What is expected: Transcribe the records that follow. Keep every word exactly, and drop the pictures.
• • • • •
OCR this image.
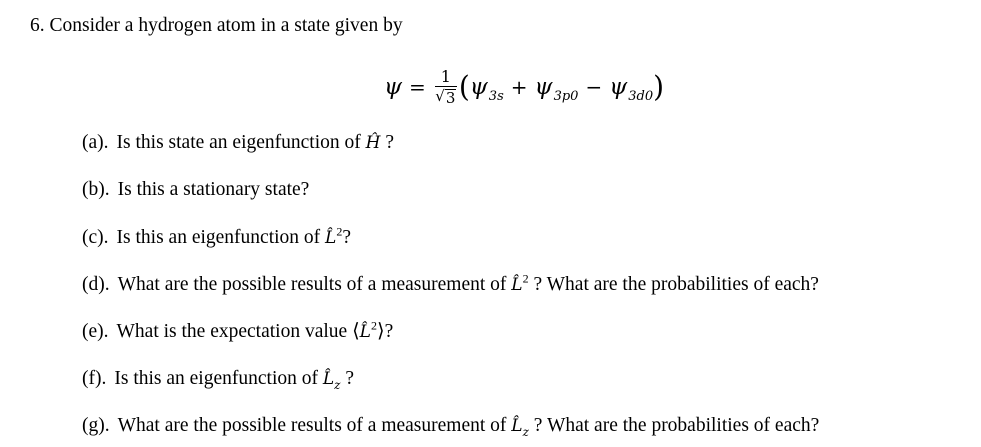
6. Consider a hydrogen atom in a state given by
$\psi = \frac{1}{√ 3}$ ( ψ 3s + ψ 3p0 − ψ 3d0 )
(a). Is this state an eigenfunction of Ĥ ?
(b). Is this a stationary state?
(c). Is this an eigenfunction of L̂$^2$?
(d). What are the possible results of a measurement of L̂$^2$ ? What are the probabilities of each?
(e). What is the expectation value ⟨L̂$^2$⟩?
(f). Is this an eigenfunction of $L̂_z$ ?
(g). What are the possible results of a measurement of $L̂_z$ ? What are the probabilities of each?
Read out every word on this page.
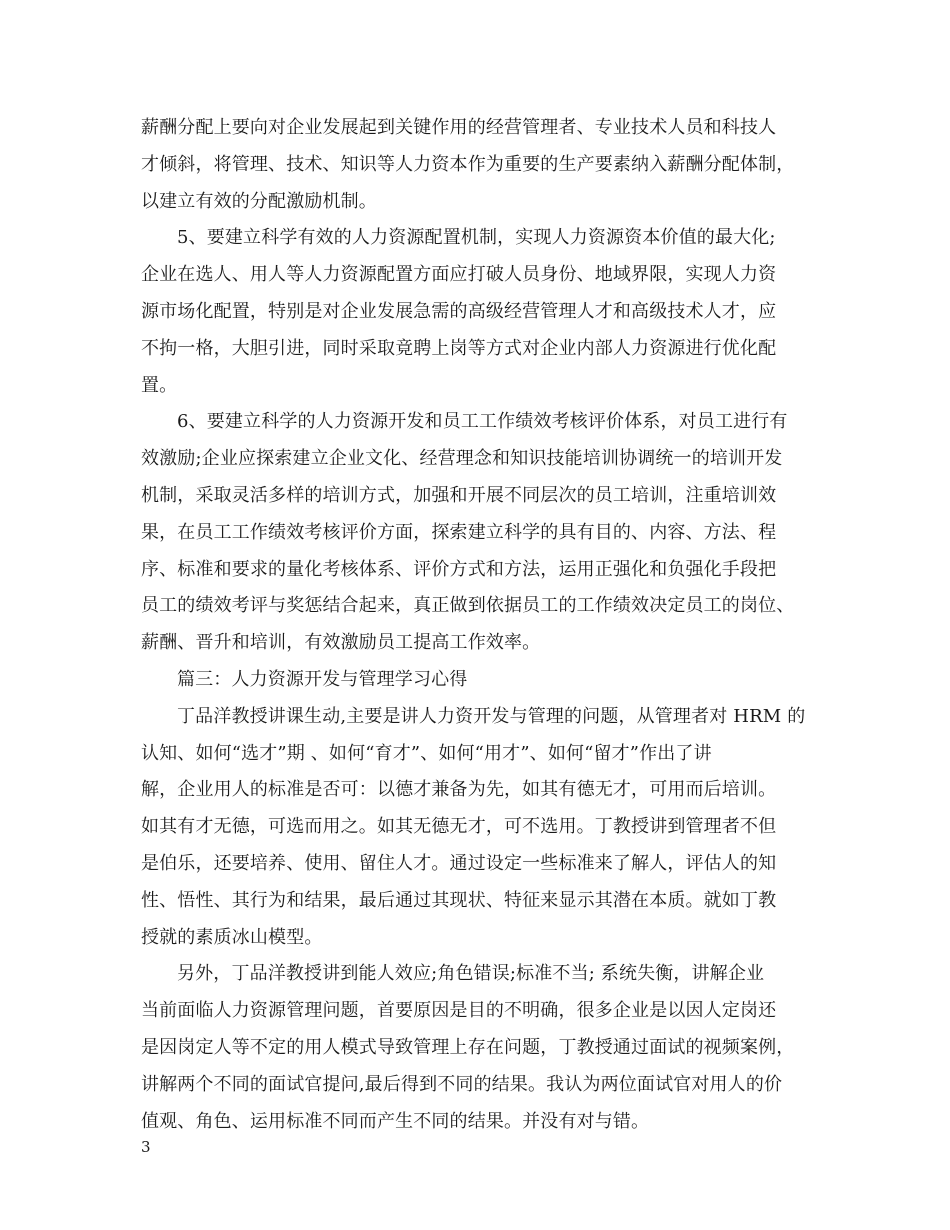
薪酬分配上要向对企业发展起到关键作用的经营管理者、专业技术人员和科技人
才倾斜，将管理、技术、知识等人力资本作为重要的生产要素纳入薪酬分配体制，
以建立有效的分配激励机制。
5、要建立科学有效的人力资源配置机制，实现人力资源资本价值的最大化;
企业在选人、用人等人力资源配置方面应打破人员身份、地域界限，实现人力资
源市场化配置，特别是对企业发展急需的高级经营管理人才和高级技术人才，应
不拘一格，大胆引进，同时采取竟聘上岗等方式对企业内部人力资源进行优化配
置。
6、要建立科学的人力资源开发和员工工作绩效考核评价体系，对员工进行有
效激励;企业应探索建立企业文化、经营理念和知识技能培训协调统一的培训开发
机制，采取灵活多样的培训方式，加强和开展不同层次的员工培训，注重培训效
果，在员工工作绩效考核评价方面，探索建立科学的具有目的、内容、方法、程
序、标准和要求的量化考核体系、评价方式和方法，运用正强化和负强化手段把
员工的绩效考评与奖惩结合起来，真正做到依据员工的工作绩效决定员工的岗位、
薪酬、晋升和培训，有效激励员工提高工作效率。
篇三：人力资源开发与管理学习心得
丁品洋教授讲课生动,主要是讲人力资开发与管理的问题，从管理者对 HRM 的
认知、如何“选才”期 、如何“育才”、如何“用才”、如何“留才”作出了讲
解，企业用人的标准是否可：以德才兼备为先，如其有德无才，可用而后培训。
如其有才无德，可选而用之。如其无德无才，可不选用。丁教授讲到管理者不但
是伯乐，还要培养、使用、留住人才。通过设定一些标准来了解人，评估人的知
性、悟性、其行为和结果，最后通过其现状、特征来显示其潜在本质。就如丁教
授就的素质冰山模型。
另外，丁品洋教授讲到能人效应;角色错误;标准不当; 系统失衡，讲解企业
当前面临人力资源管理问题，首要原因是目的不明确，很多企业是以因人定岗还
是因岗定人等不定的用人模式导致管理上存在问题，丁教授通过面试的视频案例，
讲解两个不同的面试官提问,最后得到不同的结果。我认为两位面试官对用人的价
值观、角色、运用标准不同而产生不同的结果。并没有对与错。
3
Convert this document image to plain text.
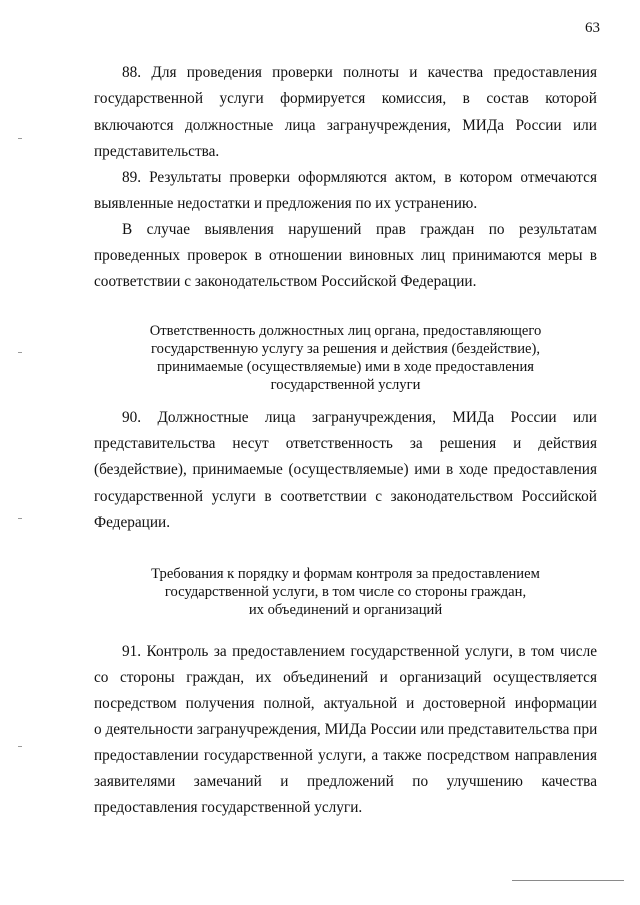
63
88. Для проведения проверки полноты и качества предоставления
государственной услуги формируется комиссия, в состав которой
включаются должностные лица загранучреждения, МИДа России или
представительства.
89. Результаты проверки оформляются актом, в котором отмечаются
выявленные недостатки и предложения по их устранению.
В случае выявления нарушений прав граждан по результатам
проведенных проверок в отношении виновных лиц принимаются меры в
соответствии с законодательством Российской Федерации.
Ответственность должностных лиц органа, предоставляющего
государственную услугу за решения и действия (бездействие),
принимаемые (осуществляемые) ими в ходе предоставления
государственной услуги
90. Должностные лица загранучреждения, МИДа России или
представительства несут ответственность за решения и действия
(бездействие), принимаемые (осуществляемые) ими в ходе предоставления
государственной услуги в соответствии с законодательством Российской
Федерации.
Требования к порядку и формам контроля за предоставлением
государственной услуги, в том числе со стороны граждан,
их объединений и организаций
91. Контроль за предоставлением государственной услуги, в том числе
со стороны граждан, их объединений и организаций осуществляется
посредством получения полной, актуальной и достоверной информации
о деятельности загранучреждения, МИДа России или представительства при
предоставлении государственной услуги, а также посредством направления
заявителями замечаний и предложений по улучшению качества
предоставления государственной услуги.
• • • • •
Complete response:
OCR this image.
6. Consider a hydrogen atom in a state given by
$\psi = \frac{1}{√ 3}$ ( ψ 3s + ψ 3p0 − ψ 3d0 )
(a). Is this state an eigenfunction of Ĥ ?
(b). Is this a stationary state?
(c). Is this an eigenfunction of L̂$^2$?
(d). What are the possible results of a measurement of L̂$^2$ ? What are the probabilities of each?
(e). What is the expectation value ⟨L̂$^2$⟩?
(f). Is this an eigenfunction of $L̂_z$ ?
(g). What are the possible results of a measurement of $L̂_z$ ? What are the probabilities of each?
Read out every word on this page.
薪酬分配上要向对企业发展起到关键作用的经营管理者、专业技术人员和科技人
才倾斜，将管理、技术、知识等人力资本作为重要的生产要素纳入薪酬分配体制，
以建立有效的分配激励机制。
5、要建立科学有效的人力资源配置机制，实现人力资源资本价值的最大化;
企业在选人、用人等人力资源配置方面应打破人员身份、地域界限，实现人力资
源市场化配置，特别是对企业发展急需的高级经营管理人才和高级技术人才，应
不拘一格，大胆引进，同时采取竟聘上岗等方式对企业内部人力资源进行优化配
置。
6、要建立科学的人力资源开发和员工工作绩效考核评价体系，对员工进行有
效激励;企业应探索建立企业文化、经营理念和知识技能培训协调统一的培训开发
机制，采取灵活多样的培训方式，加强和开展不同层次的员工培训，注重培训效
果，在员工工作绩效考核评价方面，探索建立科学的具有目的、内容、方法、程
序、标准和要求的量化考核体系、评价方式和方法，运用正强化和负强化手段把
员工的绩效考评与奖惩结合起来，真正做到依据员工的工作绩效决定员工的岗位、
薪酬、晋升和培训，有效激励员工提高工作效率。
篇三：人力资源开发与管理学习心得
丁品洋教授讲课生动,主要是讲人力资开发与管理的问题，从管理者对 HRM 的
认知、如何“选才”期 、如何“育才”、如何“用才”、如何“留才”作出了讲
解，企业用人的标准是否可：以德才兼备为先，如其有德无才，可用而后培训。
如其有才无德，可选而用之。如其无德无才，可不选用。丁教授讲到管理者不但
是伯乐，还要培养、使用、留住人才。通过设定一些标准来了解人，评估人的知
性、悟性、其行为和结果，最后通过其现状、特征来显示其潜在本质。就如丁教
授就的素质冰山模型。
另外，丁品洋教授讲到能人效应;角色错误;标准不当; 系统失衡，讲解企业
当前面临人力资源管理问题，首要原因是目的不明确，很多企业是以因人定岗还
是因岗定人等不定的用人模式导致管理上存在问题，丁教授通过面试的视频案例，
讲解两个不同的面试官提问,最后得到不同的结果。我认为两位面试官对用人的价
值观、角色、运用标准不同而产生不同的结果。并没有对与错。
3
Convert this document image to plain text.
63
88. Для проведения проверки полноты и качества предоставления
государственной услуги формируется комиссия, в состав которой
включаются должностные лица загранучреждения, МИДа России или
представительства.
89. Результаты проверки оформляются актом, в котором отмечаются
выявленные недостатки и предложения по их устранению.
В случае выявления нарушений прав граждан по результатам
проведенных проверок в отношении виновных лиц принимаются меры в
соответствии с законодательством Российской Федерации.
Ответственность должностных лиц органа, предоставляющего
государственную услугу за решения и действия (бездействие),
принимаемые (осуществляемые) ими в ходе предоставления
государственной услуги
90. Должностные лица загранучреждения, МИДа России или
представительства несут ответственность за решения и действия
(бездействие), принимаемые (осуществляемые) ими в ходе предоставления
государственной услуги в соответствии с законодательством Российской
Федерации.
Требования к порядку и формам контроля за предоставлением
государственной услуги, в том числе со стороны граждан,
их объединений и организаций
91. Контроль за предоставлением государственной услуги, в том числе
со стороны граждан, их объединений и организаций осуществляется
посредством получения полной, актуальной и достоверной информации
о деятельности загранучреждения, МИДа России или представительства при
предоставлении государственной услуги, а также посредством направления
заявителями замечаний и предложений по улучшению качества
предоставления государственной услуги.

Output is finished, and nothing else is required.